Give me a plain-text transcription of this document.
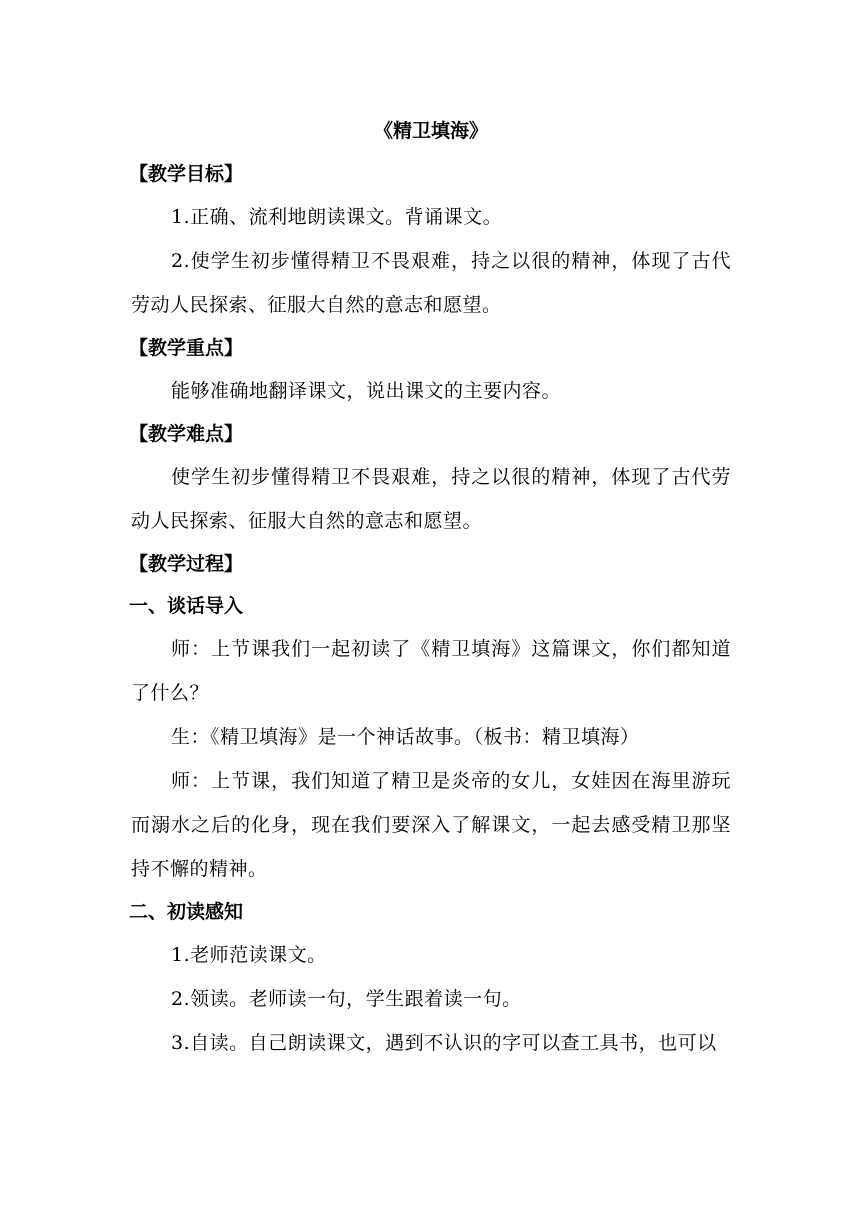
《精卫填海》
【教学目标】

1.正确、流利地朗读课文。背诵课文。

2.使学生初步懂得精卫不畏艰难，持之以很的精神，体现了古代劳动人民探索、征服大自然的意志和愿望。

【教学重点】

能够准确地翻译课文，说出课文的主要内容。

【教学难点】

使学生初步懂得精卫不畏艰难，持之以很的精神，体现了古代劳动人民探索、征服大自然的意志和愿望。

【教学过程】
一、谈话导入

师：上节课我们一起初读了《精卫填海》这篇课文，你们都知道了什么？

生：《精卫填海》是一个神话故事。（板书：精卫填海）

师：上节课，我们知道了精卫是炎帝的女儿，女娃因在海里游玩而溺水之后的化身，现在我们要深入了解课文，一起去感受精卫那坚持不懈的精神。

二、初读感知

1.老师范读课文。

2.领读。老师读一句，学生跟着读一句。

3.自读。自己朗读课文，遇到不认识的字可以查工具书，也可以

++++

*WHAT YOU WILL DO*: An exact transcription of all the entries is required, without the pictures.

*ANSWER TO THIS PROBLEM*:
Give me a plain-text transcription of this document.
《精卫填海》
【教学目标】

1.正确、流利地朗读课文。背诵课文。

2.使学生初步懂得精卫不畏艰难，持之以很的精神，体现了古代劳动人民探索、征服大自然的意志和愿望。

【教学重点】

能够准确地翻译课文，说出课文的主要内容。

【教学难点】

使学生初步懂得精卫不畏艰难，持之以很的精神，体现了古代劳动人民探索、征服大自然的意志和愿望。

【教学过程】
一、谈话导入

师：上节课我们一起初读了《精卫填海》这篇课文，你们都知道了什么？

生：《精卫填海》是一个神话故事。（板书：精卫填海）

师：上节课，我们知道了精卫是炎帝的女儿，女娃因在海里游玩而溺水之后的化身，现在我们要深入了解课文，一起去感受精卫那坚持不懈的精神。

二、初读感知

1.老师范读课文。

2.领读。老师读一句，学生跟着读一句。

3.自读。自己朗读课文，遇到不认识的字可以查工具书，也可以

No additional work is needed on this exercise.